Locate the line that contains "Give me the". Print it and every subsequent line through the final line of the records, exactly and only those.

Records shown
━━━━━━━━━━━━━━━━━━━━

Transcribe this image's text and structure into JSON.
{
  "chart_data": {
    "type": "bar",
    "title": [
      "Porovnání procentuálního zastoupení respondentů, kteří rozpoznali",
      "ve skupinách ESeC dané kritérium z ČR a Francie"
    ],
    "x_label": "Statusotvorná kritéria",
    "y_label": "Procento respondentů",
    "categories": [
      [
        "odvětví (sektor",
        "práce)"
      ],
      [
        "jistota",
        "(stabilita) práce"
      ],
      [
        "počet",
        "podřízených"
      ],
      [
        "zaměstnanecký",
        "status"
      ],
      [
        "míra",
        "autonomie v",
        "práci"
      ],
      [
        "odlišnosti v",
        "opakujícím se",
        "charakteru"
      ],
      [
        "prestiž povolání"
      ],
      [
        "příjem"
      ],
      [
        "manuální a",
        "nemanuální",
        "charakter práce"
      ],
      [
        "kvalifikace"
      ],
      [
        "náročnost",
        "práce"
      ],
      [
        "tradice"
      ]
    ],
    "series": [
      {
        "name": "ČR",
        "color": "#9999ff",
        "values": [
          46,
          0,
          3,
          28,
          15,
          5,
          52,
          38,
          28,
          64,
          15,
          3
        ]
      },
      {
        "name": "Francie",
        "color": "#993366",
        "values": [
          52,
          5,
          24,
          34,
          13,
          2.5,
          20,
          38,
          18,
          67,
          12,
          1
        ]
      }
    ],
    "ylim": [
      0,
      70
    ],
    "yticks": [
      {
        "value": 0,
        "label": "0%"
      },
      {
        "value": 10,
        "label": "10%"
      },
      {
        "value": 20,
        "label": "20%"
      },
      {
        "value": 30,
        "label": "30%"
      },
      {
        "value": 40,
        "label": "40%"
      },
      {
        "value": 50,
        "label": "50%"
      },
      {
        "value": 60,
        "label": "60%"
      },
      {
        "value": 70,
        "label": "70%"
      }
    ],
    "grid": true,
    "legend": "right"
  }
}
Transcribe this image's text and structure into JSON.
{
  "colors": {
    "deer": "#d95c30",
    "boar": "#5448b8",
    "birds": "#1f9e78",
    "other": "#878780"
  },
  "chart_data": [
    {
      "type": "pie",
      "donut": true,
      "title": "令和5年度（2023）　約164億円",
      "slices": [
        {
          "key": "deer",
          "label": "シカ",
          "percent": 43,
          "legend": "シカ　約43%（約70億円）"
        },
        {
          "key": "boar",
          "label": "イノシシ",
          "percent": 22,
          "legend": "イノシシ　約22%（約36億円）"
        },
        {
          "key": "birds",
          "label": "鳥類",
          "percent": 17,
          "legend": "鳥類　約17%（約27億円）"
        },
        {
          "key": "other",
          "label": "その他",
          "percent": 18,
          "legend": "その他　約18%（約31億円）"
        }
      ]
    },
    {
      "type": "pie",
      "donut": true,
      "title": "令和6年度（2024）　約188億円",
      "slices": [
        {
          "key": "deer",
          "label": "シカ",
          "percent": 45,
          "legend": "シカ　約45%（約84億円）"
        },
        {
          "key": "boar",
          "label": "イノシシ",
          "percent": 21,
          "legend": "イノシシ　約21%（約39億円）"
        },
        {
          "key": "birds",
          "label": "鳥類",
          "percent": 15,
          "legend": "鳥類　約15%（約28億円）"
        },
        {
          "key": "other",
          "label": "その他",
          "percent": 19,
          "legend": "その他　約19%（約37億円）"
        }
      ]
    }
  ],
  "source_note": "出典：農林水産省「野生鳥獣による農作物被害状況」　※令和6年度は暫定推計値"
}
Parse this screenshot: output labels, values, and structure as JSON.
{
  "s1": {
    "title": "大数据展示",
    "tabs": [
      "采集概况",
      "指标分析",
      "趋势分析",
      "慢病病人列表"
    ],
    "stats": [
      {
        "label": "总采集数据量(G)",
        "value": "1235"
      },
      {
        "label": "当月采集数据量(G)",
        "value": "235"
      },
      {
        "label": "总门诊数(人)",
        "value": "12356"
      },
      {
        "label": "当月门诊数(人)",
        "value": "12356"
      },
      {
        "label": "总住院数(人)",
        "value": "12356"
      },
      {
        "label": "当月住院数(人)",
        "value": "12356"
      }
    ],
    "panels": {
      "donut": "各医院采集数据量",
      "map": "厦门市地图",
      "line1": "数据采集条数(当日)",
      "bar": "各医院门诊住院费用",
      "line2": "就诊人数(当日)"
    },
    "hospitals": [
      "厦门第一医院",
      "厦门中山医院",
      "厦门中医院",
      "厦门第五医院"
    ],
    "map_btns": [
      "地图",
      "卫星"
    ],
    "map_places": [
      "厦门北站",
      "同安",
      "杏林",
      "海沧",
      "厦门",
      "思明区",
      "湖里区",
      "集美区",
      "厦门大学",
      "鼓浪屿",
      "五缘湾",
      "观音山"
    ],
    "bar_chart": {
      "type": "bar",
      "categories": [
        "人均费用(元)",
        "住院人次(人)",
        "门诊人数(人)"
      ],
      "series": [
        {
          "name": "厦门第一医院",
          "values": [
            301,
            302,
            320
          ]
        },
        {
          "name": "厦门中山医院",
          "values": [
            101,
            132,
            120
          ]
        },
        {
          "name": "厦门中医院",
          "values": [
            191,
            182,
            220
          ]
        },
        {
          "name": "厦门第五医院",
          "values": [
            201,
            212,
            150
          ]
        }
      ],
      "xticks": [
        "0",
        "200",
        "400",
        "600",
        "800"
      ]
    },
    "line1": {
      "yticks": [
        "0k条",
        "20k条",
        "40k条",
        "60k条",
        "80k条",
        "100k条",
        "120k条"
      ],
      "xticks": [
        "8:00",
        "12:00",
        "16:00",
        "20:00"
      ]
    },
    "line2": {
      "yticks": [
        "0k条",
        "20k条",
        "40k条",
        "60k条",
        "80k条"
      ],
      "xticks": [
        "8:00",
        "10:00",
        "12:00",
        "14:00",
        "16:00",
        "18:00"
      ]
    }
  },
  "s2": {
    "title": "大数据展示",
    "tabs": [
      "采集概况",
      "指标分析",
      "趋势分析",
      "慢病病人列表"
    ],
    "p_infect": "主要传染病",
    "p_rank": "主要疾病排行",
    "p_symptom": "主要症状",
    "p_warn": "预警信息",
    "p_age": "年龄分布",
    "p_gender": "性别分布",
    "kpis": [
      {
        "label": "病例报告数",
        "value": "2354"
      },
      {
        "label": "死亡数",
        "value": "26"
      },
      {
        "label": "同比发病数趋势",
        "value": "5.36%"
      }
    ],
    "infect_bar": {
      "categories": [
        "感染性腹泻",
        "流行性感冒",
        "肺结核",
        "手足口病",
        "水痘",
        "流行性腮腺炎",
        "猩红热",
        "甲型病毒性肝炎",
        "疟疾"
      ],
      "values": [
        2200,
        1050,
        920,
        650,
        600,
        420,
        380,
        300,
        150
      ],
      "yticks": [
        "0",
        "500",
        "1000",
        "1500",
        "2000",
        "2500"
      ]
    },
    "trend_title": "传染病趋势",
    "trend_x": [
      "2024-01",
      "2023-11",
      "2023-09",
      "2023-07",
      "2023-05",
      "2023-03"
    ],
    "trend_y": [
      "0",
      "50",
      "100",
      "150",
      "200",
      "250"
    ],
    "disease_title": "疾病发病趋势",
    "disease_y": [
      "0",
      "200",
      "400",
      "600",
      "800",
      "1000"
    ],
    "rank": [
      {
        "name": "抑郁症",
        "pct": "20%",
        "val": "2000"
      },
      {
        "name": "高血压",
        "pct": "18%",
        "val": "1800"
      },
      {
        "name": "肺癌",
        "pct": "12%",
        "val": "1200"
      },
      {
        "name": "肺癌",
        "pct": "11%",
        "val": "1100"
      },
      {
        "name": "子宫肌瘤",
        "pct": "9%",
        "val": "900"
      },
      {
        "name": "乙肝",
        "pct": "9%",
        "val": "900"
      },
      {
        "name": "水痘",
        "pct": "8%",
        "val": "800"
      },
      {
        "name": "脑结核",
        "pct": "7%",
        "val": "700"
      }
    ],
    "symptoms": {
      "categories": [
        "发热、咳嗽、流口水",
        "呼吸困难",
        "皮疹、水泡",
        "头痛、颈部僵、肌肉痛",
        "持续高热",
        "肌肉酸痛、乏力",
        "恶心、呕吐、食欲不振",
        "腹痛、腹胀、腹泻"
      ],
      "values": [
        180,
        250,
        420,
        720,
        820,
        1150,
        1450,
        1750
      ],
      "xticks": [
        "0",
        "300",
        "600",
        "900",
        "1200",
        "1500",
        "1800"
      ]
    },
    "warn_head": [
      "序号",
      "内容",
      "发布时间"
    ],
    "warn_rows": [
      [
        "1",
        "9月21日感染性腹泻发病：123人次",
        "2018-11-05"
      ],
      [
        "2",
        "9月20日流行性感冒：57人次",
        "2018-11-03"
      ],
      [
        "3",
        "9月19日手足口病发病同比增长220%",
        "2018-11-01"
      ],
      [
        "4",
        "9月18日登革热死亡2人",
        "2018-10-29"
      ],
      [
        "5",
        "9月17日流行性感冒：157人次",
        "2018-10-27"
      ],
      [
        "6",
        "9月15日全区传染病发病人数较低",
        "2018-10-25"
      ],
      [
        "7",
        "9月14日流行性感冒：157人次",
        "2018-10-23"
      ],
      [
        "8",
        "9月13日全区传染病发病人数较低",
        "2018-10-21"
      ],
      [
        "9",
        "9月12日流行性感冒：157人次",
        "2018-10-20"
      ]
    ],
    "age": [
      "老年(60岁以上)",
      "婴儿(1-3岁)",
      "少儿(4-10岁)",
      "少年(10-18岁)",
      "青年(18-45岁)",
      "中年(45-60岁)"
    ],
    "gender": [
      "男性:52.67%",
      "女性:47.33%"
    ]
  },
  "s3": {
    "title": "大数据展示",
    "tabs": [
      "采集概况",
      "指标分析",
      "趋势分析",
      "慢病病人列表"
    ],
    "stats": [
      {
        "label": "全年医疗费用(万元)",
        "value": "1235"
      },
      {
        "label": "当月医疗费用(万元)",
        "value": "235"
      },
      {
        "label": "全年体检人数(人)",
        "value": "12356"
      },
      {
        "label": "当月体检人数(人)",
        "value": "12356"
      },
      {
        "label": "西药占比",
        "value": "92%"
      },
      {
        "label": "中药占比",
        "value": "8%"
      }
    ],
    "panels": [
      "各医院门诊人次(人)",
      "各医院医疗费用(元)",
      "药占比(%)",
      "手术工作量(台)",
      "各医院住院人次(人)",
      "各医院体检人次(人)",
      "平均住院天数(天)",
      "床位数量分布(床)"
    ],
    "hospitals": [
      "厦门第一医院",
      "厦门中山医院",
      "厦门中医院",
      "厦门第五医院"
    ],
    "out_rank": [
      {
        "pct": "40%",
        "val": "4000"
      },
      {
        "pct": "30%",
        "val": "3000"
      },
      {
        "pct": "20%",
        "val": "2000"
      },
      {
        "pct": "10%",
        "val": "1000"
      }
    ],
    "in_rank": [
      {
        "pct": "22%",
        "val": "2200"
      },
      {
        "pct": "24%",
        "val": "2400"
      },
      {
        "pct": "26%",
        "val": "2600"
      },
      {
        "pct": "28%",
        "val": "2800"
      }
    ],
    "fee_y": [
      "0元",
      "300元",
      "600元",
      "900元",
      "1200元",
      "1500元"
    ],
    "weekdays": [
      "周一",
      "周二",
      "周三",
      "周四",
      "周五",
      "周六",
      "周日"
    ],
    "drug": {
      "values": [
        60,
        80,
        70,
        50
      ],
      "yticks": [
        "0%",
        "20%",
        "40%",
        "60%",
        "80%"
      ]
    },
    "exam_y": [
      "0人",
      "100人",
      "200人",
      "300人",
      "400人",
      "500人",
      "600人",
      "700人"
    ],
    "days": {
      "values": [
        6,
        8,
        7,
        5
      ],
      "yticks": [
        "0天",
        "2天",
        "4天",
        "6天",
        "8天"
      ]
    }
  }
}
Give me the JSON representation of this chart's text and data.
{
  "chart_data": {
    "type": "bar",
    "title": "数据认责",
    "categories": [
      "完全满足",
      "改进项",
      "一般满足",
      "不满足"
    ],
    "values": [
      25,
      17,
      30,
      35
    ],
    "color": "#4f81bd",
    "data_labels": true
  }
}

━━━━━━━━━━━━━━━━━━━━

Reply to the exercise
Give me the JSON representation of this chart's text and data.
{
  "chart_data": {
    "type": "bar",
    "title": "数据认责",
    "categories": [
      "完全满足",
      "改进项",
      "一般满足",
      "不满足"
    ],
    "values": [
      25,
      17,
      30,
      35
    ],
    "color": "#4f81bd",
    "data_labels": true
  }
}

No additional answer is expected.